_PROBLEM TO WORK ON_
Count every line that holds the string "сбор", then give that number alone.

_SUPPLIED INFORMATION_
###
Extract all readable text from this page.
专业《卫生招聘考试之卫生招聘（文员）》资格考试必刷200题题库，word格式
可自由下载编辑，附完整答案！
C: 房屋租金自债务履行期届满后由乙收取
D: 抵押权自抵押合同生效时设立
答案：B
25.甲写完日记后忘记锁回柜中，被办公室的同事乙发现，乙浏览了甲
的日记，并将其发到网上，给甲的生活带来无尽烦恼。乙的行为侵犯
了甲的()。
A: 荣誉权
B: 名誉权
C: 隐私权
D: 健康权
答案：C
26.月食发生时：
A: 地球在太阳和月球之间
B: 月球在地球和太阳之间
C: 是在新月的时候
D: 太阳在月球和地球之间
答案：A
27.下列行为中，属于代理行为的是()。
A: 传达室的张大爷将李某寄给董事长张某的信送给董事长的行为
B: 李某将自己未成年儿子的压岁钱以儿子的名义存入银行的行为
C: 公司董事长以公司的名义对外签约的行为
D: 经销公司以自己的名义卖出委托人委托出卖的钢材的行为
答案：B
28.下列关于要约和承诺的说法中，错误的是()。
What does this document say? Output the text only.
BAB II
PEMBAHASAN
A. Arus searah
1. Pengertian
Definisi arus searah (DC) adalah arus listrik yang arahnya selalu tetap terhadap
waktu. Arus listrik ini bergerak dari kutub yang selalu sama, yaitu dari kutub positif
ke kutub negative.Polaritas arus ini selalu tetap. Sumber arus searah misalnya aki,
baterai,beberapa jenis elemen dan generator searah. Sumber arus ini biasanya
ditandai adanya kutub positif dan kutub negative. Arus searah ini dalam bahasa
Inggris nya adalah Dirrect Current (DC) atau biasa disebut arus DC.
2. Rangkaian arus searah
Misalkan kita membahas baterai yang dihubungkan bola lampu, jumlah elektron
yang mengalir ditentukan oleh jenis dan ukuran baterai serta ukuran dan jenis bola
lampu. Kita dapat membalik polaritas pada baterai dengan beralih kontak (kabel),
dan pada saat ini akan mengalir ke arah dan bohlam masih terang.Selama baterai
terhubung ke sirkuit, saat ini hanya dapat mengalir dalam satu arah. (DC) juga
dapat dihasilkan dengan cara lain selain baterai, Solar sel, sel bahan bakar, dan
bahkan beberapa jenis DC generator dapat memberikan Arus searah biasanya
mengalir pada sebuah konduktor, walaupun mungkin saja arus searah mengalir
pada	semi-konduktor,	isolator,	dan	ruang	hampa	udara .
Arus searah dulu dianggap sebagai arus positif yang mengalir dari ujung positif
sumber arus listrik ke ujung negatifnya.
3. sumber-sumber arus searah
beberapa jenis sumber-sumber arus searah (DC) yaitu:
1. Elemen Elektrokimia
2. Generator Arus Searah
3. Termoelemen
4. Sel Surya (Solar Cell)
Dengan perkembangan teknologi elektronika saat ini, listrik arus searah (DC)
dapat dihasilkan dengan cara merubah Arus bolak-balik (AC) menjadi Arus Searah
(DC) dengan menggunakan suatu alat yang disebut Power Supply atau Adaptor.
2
###
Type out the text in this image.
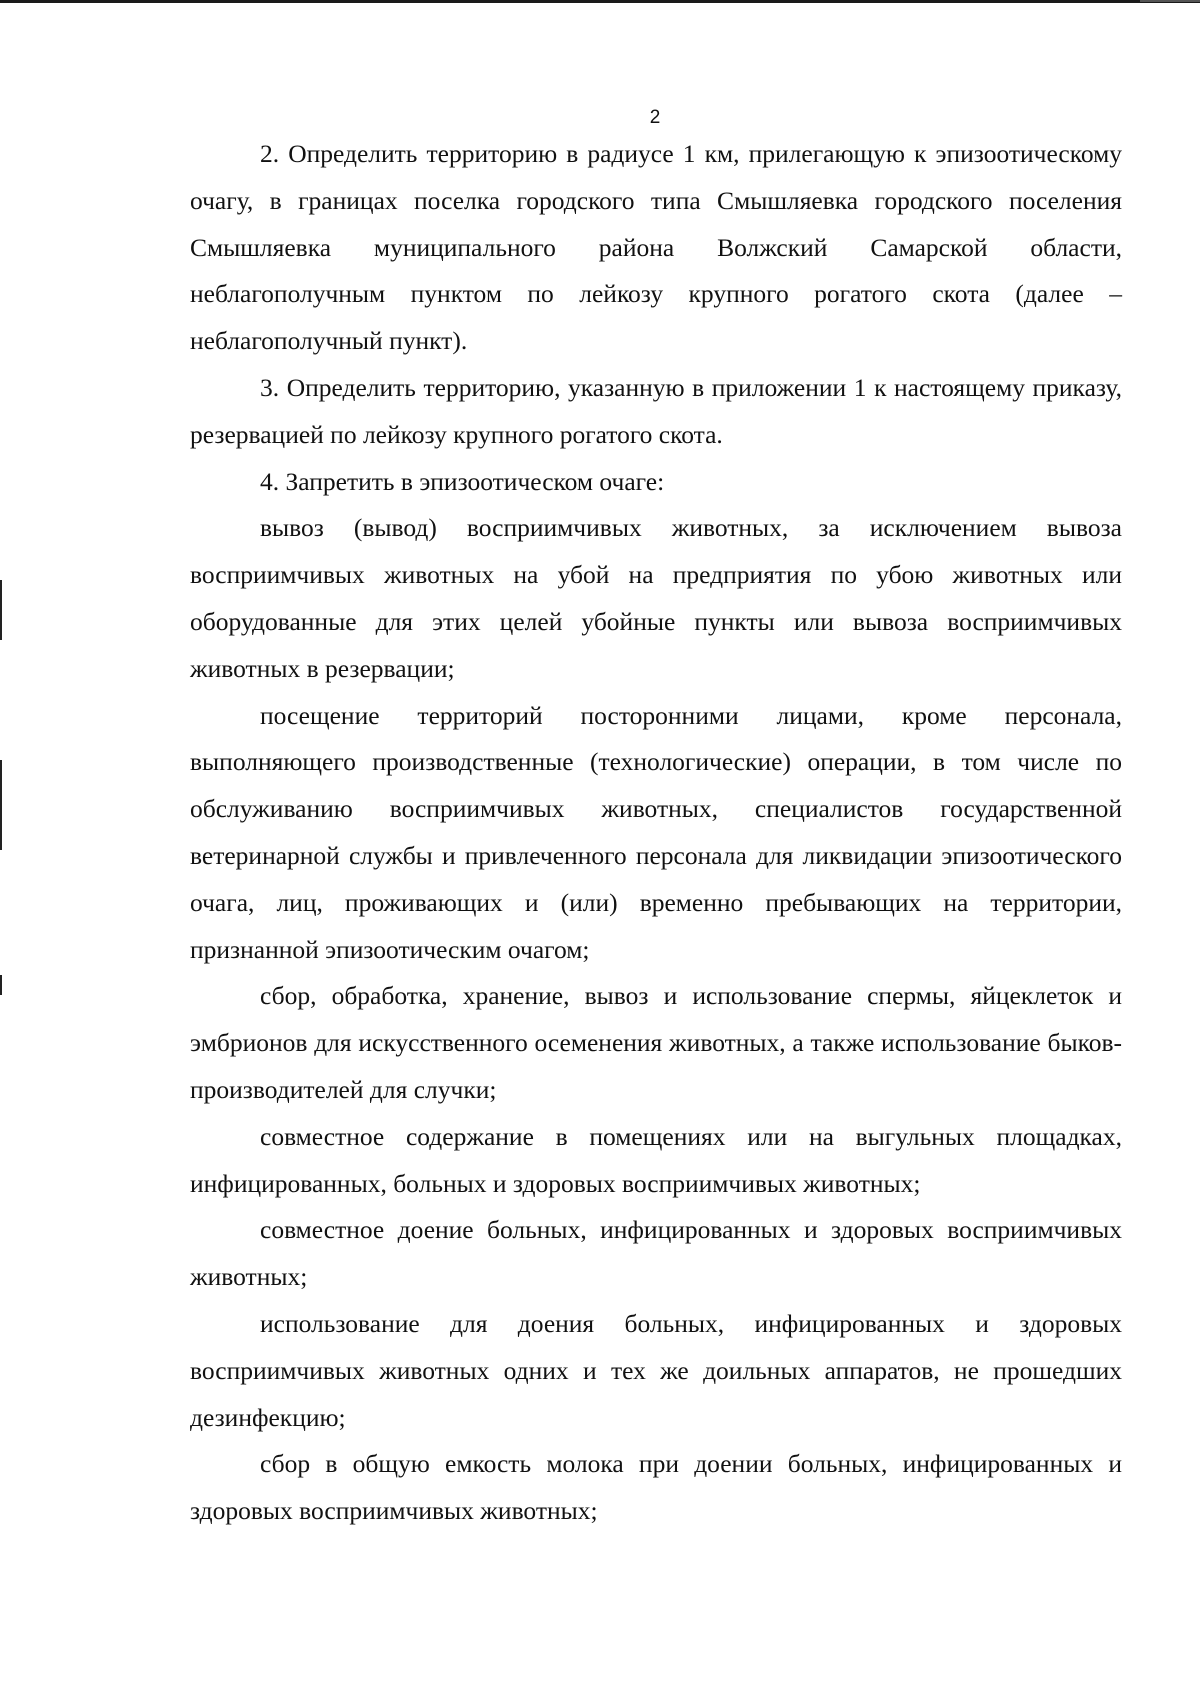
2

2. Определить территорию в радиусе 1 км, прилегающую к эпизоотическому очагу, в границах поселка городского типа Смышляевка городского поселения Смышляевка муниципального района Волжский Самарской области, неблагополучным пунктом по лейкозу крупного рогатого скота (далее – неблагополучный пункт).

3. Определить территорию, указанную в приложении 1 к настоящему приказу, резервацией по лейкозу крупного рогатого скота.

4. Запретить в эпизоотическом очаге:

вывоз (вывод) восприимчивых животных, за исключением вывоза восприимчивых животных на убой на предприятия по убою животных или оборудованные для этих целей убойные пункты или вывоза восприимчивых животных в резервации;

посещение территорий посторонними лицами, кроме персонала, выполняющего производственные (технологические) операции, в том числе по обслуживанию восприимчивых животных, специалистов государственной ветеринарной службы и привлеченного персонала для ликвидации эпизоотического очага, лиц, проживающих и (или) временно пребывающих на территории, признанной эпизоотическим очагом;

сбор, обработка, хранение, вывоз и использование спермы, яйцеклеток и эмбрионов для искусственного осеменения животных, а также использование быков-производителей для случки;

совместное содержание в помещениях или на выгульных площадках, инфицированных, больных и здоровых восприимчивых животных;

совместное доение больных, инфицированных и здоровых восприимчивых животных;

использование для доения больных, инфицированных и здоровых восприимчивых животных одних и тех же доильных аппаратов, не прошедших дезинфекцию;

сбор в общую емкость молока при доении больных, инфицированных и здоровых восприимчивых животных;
###
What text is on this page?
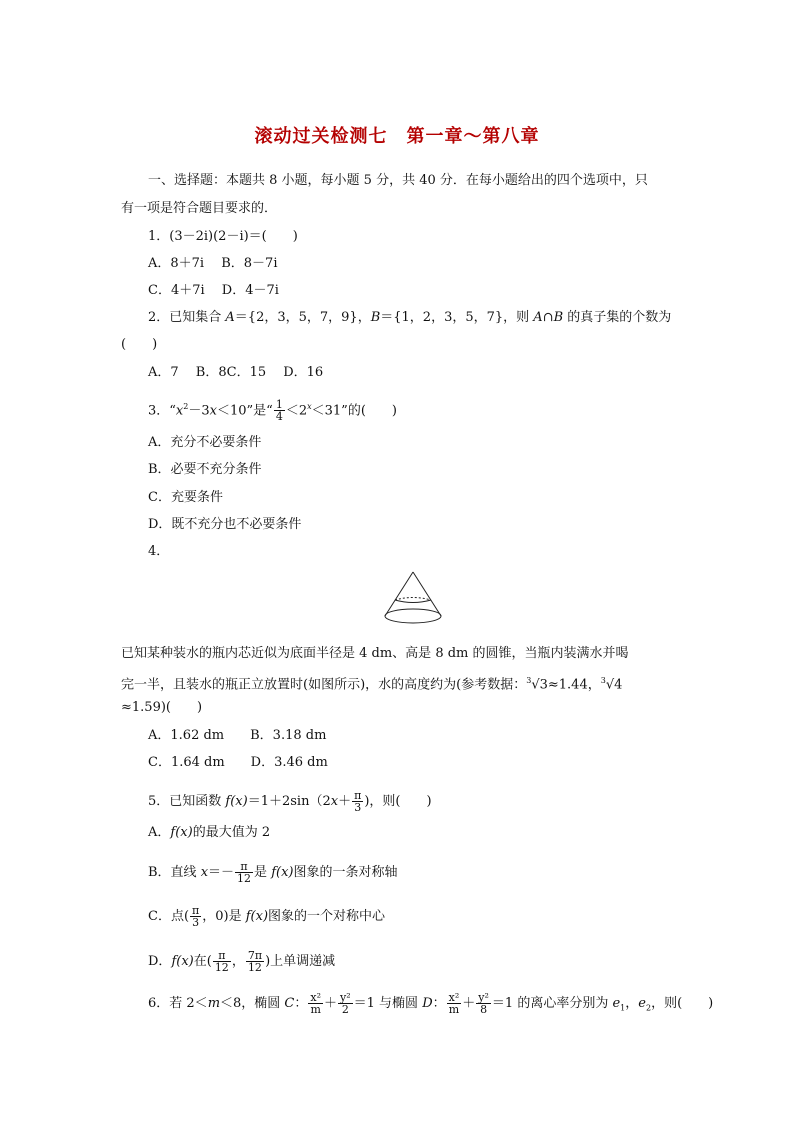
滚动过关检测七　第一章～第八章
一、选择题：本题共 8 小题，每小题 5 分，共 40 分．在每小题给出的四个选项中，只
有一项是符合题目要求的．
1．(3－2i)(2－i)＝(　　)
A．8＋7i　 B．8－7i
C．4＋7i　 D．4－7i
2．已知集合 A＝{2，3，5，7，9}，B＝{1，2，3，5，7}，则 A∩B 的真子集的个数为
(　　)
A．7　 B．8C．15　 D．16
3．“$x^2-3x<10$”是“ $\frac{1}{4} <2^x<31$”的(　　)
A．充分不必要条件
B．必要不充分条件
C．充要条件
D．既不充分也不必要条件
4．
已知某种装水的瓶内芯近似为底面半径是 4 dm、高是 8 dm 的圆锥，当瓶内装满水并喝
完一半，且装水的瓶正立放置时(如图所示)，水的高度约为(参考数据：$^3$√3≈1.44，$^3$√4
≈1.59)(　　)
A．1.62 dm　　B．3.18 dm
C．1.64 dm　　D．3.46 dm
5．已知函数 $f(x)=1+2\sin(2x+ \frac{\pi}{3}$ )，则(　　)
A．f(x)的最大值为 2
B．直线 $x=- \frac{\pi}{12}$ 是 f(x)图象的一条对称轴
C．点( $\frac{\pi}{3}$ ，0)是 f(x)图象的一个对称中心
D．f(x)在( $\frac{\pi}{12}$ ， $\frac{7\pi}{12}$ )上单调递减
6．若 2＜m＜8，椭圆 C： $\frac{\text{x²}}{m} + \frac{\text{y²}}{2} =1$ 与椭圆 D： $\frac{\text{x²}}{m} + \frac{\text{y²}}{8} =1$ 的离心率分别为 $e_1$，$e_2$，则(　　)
###
_ANSWER BELOW_
2